━━ Given records
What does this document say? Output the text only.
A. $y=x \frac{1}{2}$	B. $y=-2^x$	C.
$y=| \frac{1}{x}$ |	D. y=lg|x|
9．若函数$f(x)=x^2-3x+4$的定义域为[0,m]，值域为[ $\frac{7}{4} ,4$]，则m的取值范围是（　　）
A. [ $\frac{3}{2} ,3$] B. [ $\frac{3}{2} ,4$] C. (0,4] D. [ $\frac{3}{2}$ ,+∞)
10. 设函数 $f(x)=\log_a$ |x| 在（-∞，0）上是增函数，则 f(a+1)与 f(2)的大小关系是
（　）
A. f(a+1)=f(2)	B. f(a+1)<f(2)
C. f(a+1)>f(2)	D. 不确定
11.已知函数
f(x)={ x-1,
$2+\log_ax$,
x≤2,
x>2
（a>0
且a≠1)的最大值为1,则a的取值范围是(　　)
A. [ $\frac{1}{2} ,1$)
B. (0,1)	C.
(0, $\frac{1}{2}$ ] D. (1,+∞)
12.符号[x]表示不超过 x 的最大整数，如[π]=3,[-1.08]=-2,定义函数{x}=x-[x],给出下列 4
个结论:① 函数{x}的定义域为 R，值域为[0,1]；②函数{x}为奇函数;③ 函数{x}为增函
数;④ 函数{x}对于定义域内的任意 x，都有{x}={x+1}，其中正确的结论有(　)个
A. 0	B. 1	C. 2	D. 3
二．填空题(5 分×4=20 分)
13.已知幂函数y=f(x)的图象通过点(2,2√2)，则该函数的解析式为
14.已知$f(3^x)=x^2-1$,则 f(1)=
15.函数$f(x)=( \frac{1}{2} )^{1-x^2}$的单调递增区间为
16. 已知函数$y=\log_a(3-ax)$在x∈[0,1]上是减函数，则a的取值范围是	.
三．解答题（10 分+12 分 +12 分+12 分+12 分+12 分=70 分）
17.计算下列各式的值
━━━━
→ **Aim of the exercise**
Copy every line of the entries above in which "则a的取值范围是" occurs.

→ **Completed task**
且a≠1)的最大值为1,则a的取值范围是(　　)
16. 已知函数$y=\log_a(3-ax)$在x∈[0,1]上是减函数，则a的取值范围是	.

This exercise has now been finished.